§ **Data in this exercise**:
::::::
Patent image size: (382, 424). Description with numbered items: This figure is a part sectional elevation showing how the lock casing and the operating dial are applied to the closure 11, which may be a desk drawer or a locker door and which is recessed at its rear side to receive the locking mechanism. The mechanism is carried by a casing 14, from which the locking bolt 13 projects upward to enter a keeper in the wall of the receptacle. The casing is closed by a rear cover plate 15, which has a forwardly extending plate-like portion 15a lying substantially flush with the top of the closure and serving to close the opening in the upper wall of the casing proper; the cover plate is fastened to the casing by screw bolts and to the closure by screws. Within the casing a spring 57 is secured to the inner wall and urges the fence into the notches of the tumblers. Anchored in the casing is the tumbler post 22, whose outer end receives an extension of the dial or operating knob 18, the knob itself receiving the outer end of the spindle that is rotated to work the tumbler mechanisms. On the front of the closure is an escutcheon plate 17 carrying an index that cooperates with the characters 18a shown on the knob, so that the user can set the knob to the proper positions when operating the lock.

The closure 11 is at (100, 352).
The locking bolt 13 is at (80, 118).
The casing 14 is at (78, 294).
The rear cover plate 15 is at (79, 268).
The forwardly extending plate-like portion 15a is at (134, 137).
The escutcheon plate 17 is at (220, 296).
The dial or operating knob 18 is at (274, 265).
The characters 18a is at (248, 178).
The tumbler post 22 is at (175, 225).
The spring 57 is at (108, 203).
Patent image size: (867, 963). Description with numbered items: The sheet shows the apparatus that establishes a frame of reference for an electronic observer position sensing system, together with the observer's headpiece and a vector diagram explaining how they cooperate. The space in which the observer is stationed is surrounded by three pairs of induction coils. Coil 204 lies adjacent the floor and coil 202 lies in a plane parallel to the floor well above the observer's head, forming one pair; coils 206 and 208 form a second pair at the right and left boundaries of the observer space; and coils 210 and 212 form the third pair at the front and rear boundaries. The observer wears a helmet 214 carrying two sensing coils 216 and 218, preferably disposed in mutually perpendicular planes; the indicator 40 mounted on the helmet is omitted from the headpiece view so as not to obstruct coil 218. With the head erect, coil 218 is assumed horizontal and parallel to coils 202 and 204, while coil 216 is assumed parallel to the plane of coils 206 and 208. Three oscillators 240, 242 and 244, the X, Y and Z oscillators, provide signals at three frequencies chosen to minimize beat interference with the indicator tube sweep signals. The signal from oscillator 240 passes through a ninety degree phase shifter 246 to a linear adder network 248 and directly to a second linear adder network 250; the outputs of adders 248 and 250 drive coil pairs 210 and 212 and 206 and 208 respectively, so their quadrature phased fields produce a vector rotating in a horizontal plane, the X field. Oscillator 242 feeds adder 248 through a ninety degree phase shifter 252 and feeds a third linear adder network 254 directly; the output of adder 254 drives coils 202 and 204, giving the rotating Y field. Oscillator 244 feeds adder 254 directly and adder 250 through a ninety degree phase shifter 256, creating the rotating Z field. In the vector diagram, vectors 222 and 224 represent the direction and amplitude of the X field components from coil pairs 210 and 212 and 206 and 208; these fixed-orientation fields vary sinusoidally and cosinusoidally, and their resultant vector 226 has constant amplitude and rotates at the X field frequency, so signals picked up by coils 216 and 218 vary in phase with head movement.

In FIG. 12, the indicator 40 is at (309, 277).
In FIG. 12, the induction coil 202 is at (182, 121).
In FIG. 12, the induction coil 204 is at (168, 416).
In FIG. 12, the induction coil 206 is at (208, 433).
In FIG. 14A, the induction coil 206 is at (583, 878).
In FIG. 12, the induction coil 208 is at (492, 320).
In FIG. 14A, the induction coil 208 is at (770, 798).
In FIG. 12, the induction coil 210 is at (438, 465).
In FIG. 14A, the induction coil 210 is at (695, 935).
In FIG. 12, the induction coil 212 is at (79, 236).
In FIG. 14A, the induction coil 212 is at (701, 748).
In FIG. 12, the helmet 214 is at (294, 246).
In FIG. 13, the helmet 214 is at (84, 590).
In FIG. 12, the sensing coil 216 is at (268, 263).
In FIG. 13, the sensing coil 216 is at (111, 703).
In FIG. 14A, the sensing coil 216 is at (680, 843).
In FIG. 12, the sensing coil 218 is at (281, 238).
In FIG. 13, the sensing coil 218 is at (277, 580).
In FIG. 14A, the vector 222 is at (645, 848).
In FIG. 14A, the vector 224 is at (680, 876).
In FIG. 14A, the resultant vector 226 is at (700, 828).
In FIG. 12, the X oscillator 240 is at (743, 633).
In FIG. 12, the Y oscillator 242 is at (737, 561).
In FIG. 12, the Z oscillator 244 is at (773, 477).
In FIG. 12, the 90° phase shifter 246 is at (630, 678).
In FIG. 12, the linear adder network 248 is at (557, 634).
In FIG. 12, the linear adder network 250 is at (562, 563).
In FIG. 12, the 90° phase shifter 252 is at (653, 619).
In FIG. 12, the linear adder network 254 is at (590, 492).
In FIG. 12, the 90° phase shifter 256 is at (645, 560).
::::::
§ **Task goal**: Please reproduce every line of the records above without changing anything.

§ **Reply**:
Patent image size: (382, 424). Description with numbered items: This figure is a part sectional elevation showing how the lock casing and the operating dial are applied to the closure 11, which may be a desk drawer or a locker door and which is recessed at its rear side to receive the locking mechanism. The mechanism is carried by a casing 14, from which the locking bolt 13 projects upward to enter a keeper in the wall of the receptacle. The casing is closed by a rear cover plate 15, which has a forwardly extending plate-like portion 15a lying substantially flush with the top of the closure and serving to close the opening in the upper wall of the casing proper; the cover plate is fastened to the casing by screw bolts and to the closure by screws. Within the casing a spring 57 is secured to the inner wall and urges the fence into the notches of the tumblers. Anchored in the casing is the tumbler post 22, whose outer end receives an extension of the dial or operating knob 18, the knob itself receiving the outer end of the spindle that is rotated to work the tumbler mechanisms. On the front of the closure is an escutcheon plate 17 carrying an index that cooperates with the characters 18a shown on the knob, so that the user can set the knob to the proper positions when operating the lock.

The closure 11 is at (100, 352).
The locking bolt 13 is at (80, 118).
The casing 14 is at (78, 294).
The rear cover plate 15 is at (79, 268).
The forwardly extending plate-like portion 15a is at (134, 137).
The escutcheon plate 17 is at (220, 296).
The dial or operating knob 18 is at (274, 265).
The characters 18a is at (248, 178).
The tumbler post 22 is at (175, 225).
The spring 57 is at (108, 203).
Patent image size: (867, 963). Description with numbered items: The sheet shows the apparatus that establishes a frame of reference for an electronic observer position sensing system, together with the observer's headpiece and a vector diagram explaining how they cooperate. The space in which the observer is stationed is surrounded by three pairs of induction coils. Coil 204 lies adjacent the floor and coil 202 lies in a plane parallel to the floor well above the observer's head, forming one pair; coils 206 and 208 form a second pair at the right and left boundaries of the observer space; and coils 210 and 212 form the third pair at the front and rear boundaries. The observer wears a helmet 214 carrying two sensing coils 216 and 218, preferably disposed in mutually perpendicular planes; the indicator 40 mounted on the helmet is omitted from the headpiece view so as not to obstruct coil 218. With the head erect, coil 218 is assumed horizontal and parallel to coils 202 and 204, while coil 216 is assumed parallel to the plane of coils 206 and 208. Three oscillators 240, 242 and 244, the X, Y and Z oscillators, provide signals at three frequencies chosen to minimize beat interference with the indicator tube sweep signals. The signal from oscillator 240 passes through a ninety degree phase shifter 246 to a linear adder network 248 and directly to a second linear adder network 250; the outputs of adders 248 and 250 drive coil pairs 210 and 212 and 206 and 208 respectively, so their quadrature phased fields produce a vector rotating in a horizontal plane, the X field. Oscillator 242 feeds adder 248 through a ninety degree phase shifter 252 and feeds a third linear adder network 254 directly; the output of adder 254 drives coils 202 and 204, giving the rotating Y field. Oscillator 244 feeds adder 254 directly and adder 250 through a ninety degree phase shifter 256, creating the rotating Z field. In the vector diagram, vectors 222 and 224 represent the direction and amplitude of the X field components from coil pairs 210 and 212 and 206 and 208; these fixed-orientation fields vary sinusoidally and cosinusoidally, and their resultant vector 226 has constant amplitude and rotates at the X field frequency, so signals picked up by coils 216 and 218 vary in phase with head movement.

In FIG. 12, the indicator 40 is at (309, 277).
In FIG. 12, the induction coil 202 is at (182, 121).
In FIG. 12, the induction coil 204 is at (168, 416).
In FIG. 12, the induction coil 206 is at (208, 433).
In FIG. 14A, the induction coil 206 is at (583, 878).
In FIG. 12, the induction coil 208 is at (492, 320).
In FIG. 14A, the induction coil 208 is at (770, 798).
In FIG. 12, the induction coil 210 is at (438, 465).
In FIG. 14A, the induction coil 210 is at (695, 935).
In FIG. 12, the induction coil 212 is at (79, 236).
In FIG. 14A, the induction coil 212 is at (701, 748).
In FIG. 12, the helmet 214 is at (294, 246).
In FIG. 13, the helmet 214 is at (84, 590).
In FIG. 12, the sensing coil 216 is at (268, 263).
In FIG. 13, the sensing coil 216 is at (111, 703).
In FIG. 14A, the sensing coil 216 is at (680, 843).
In FIG. 12, the sensing coil 218 is at (281, 238).
In FIG. 13, the sensing coil 218 is at (277, 580).
In FIG. 14A, the vector 222 is at (645, 848).
In FIG. 14A, the vector 224 is at (680, 876).
In FIG. 14A, the resultant vector 226 is at (700, 828).
In FIG. 12, the X oscillator 240 is at (743, 633).
In FIG. 12, the Y oscillator 242 is at (737, 561).
In FIG. 12, the Z oscillator 244 is at (773, 477).
In FIG. 12, the 90° phase shifter 246 is at (630, 678).
In FIG. 12, the linear adder network 248 is at (557, 634).
In FIG. 12, the linear adder network 250 is at (562, 563).
In FIG. 12, the 90° phase shifter 252 is at (653, 619).
In FIG. 12, the linear adder network 254 is at (590, 492).
In FIG. 12, the 90° phase shifter 256 is at (645, 560).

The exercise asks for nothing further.